**GIVEN INSTRUCTION**
Restate the records below word for word, and omit the images they hold.

**DATASET RECORDS**
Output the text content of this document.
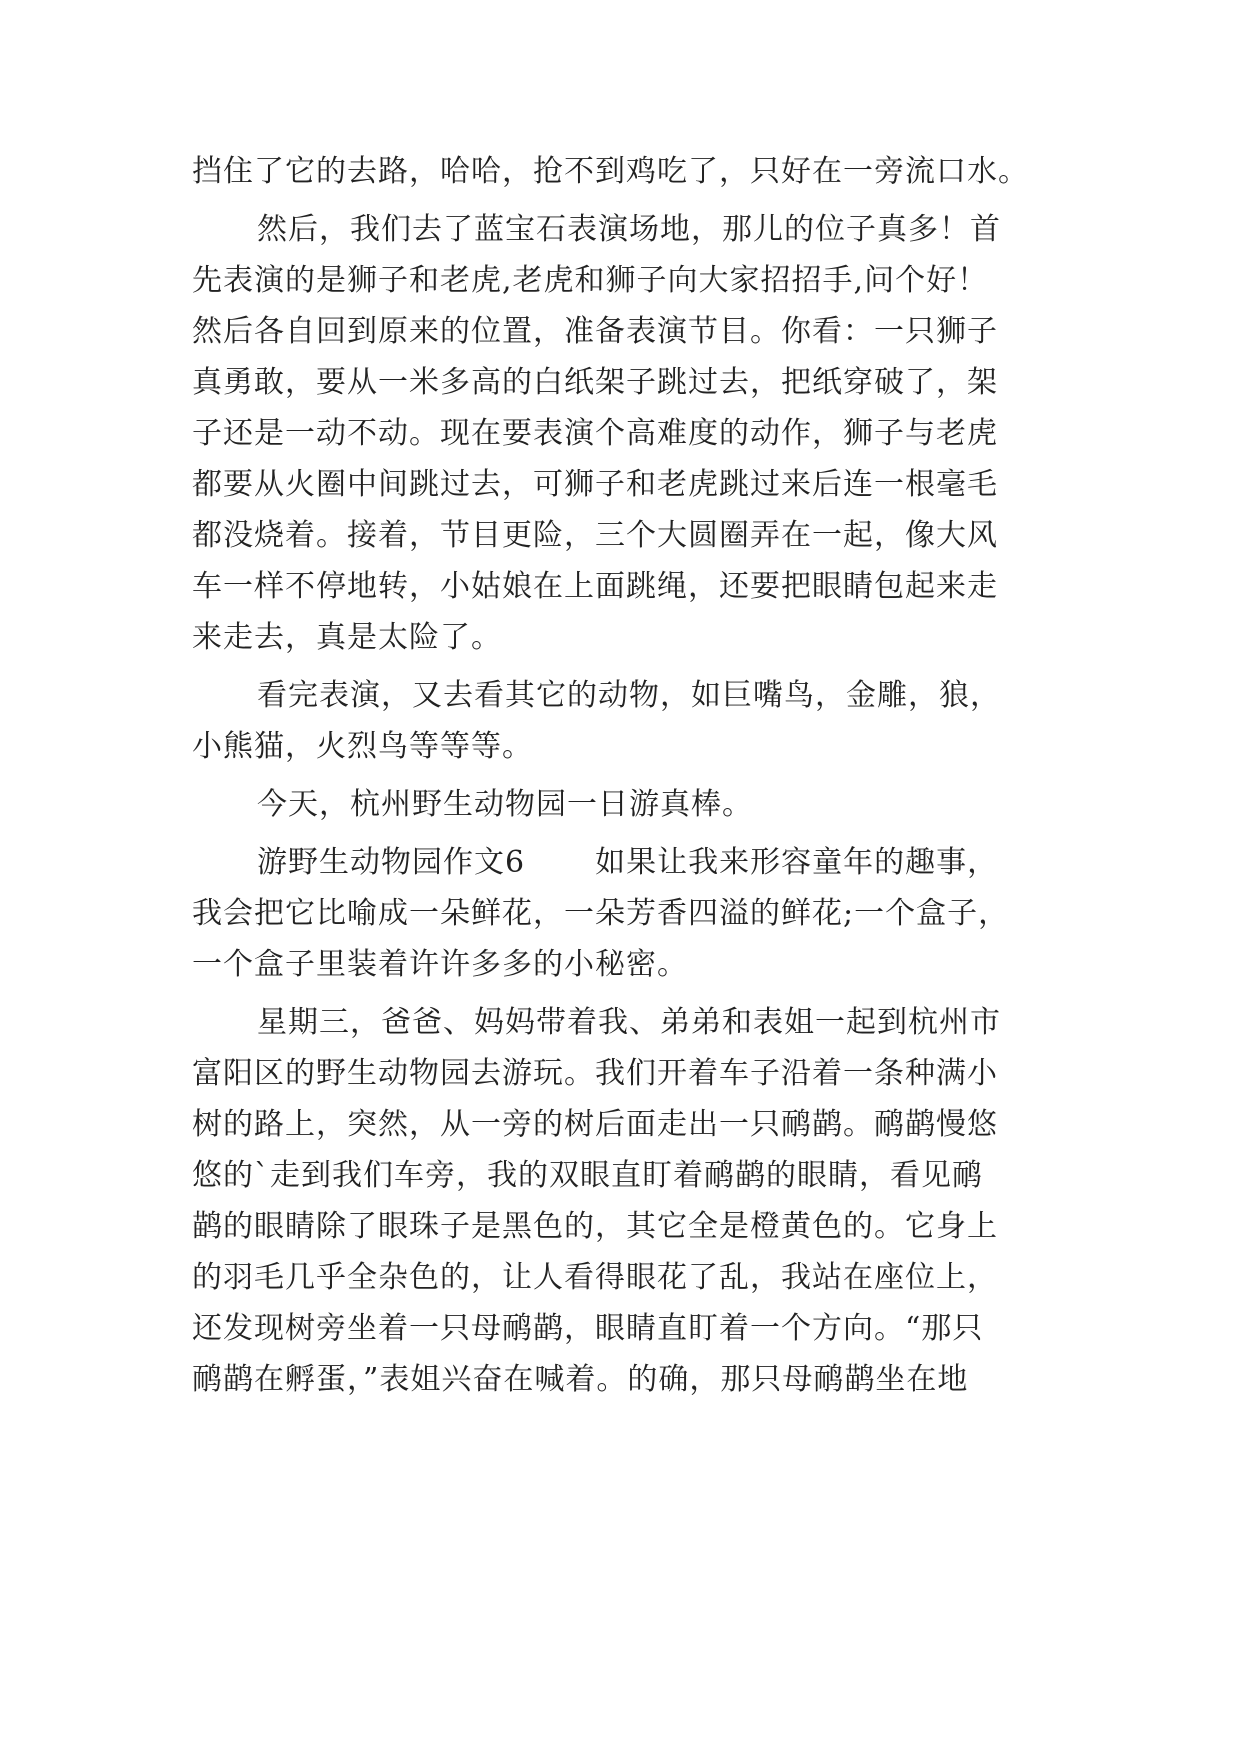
挡住了它的去路，哈哈，抢不到鸡吃了，只好在一旁流口水。
然后，我们去了蓝宝石表演场地，那儿的位子真多！首
先表演的是狮子和老虎,老虎和狮子向大家招招手,问个好！
然后各自回到原来的位置，准备表演节目。你看：一只狮子
真勇敢，要从一米多高的白纸架子跳过去，把纸穿破了，架
子还是一动不动。现在要表演个高难度的动作，狮子与老虎
都要从火圈中间跳过去，可狮子和老虎跳过来后连一根毫毛
都没烧着。接着，节目更险，三个大圆圈弄在一起，像大风
车一样不停地转，小姑娘在上面跳绳，还要把眼睛包起来走
来走去，真是太险了。
看完表演，又去看其它的动物，如巨嘴鸟，金雕，狼，
小熊猫，火烈鸟等等等。
今天，杭州野生动物园一日游真棒。
游野生动物园作文6 如果让我来形容童年的趣事，
我会把它比喻成一朵鲜花，一朵芳香四溢的鲜花;一个盒子，
一个盒子里装着许许多多的小秘密。
星期三，爸爸、妈妈带着我、弟弟和表姐一起到杭州市
富阳区的野生动物园去游玩。我们开着车子沿着一条种满小
树的路上，突然，从一旁的树后面走出一只鸸鹋。鸸鹋慢悠
悠的`走到我们车旁，我的双眼直盯着鸸鹋的眼睛，看见鸸
鹋的眼睛除了眼珠子是黑色的，其它全是橙黄色的。它身上
的羽毛几乎全杂色的，让人看得眼花了乱，我站在座位上，
还发现树旁坐着一只母鸸鹋，眼睛直盯着一个方向。“那只
鸸鹋在孵蛋，”表姐兴奋在喊着。的确，那只母鸸鹋坐在地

**RESULT OF THE TASK**
Output the text content of this document.
挡住了它的去路，哈哈，抢不到鸡吃了，只好在一旁流口水。
然后，我们去了蓝宝石表演场地，那儿的位子真多！首
先表演的是狮子和老虎,老虎和狮子向大家招招手,问个好！
然后各自回到原来的位置，准备表演节目。你看：一只狮子
真勇敢，要从一米多高的白纸架子跳过去，把纸穿破了，架
子还是一动不动。现在要表演个高难度的动作，狮子与老虎
都要从火圈中间跳过去，可狮子和老虎跳过来后连一根毫毛
都没烧着。接着，节目更险，三个大圆圈弄在一起，像大风
车一样不停地转，小姑娘在上面跳绳，还要把眼睛包起来走
来走去，真是太险了。
看完表演，又去看其它的动物，如巨嘴鸟，金雕，狼，
小熊猫，火烈鸟等等等。
今天，杭州野生动物园一日游真棒。
游野生动物园作文6 如果让我来形容童年的趣事，
我会把它比喻成一朵鲜花，一朵芳香四溢的鲜花;一个盒子，
一个盒子里装着许许多多的小秘密。
星期三，爸爸、妈妈带着我、弟弟和表姐一起到杭州市
富阳区的野生动物园去游玩。我们开着车子沿着一条种满小
树的路上，突然，从一旁的树后面走出一只鸸鹋。鸸鹋慢悠
悠的`走到我们车旁，我的双眼直盯着鸸鹋的眼睛，看见鸸
鹋的眼睛除了眼珠子是黑色的，其它全是橙黄色的。它身上
的羽毛几乎全杂色的，让人看得眼花了乱，我站在座位上，
还发现树旁坐着一只母鸸鹋，眼睛直盯着一个方向。“那只
鸸鹋在孵蛋，”表姐兴奋在喊着。的确，那只母鸸鹋坐在地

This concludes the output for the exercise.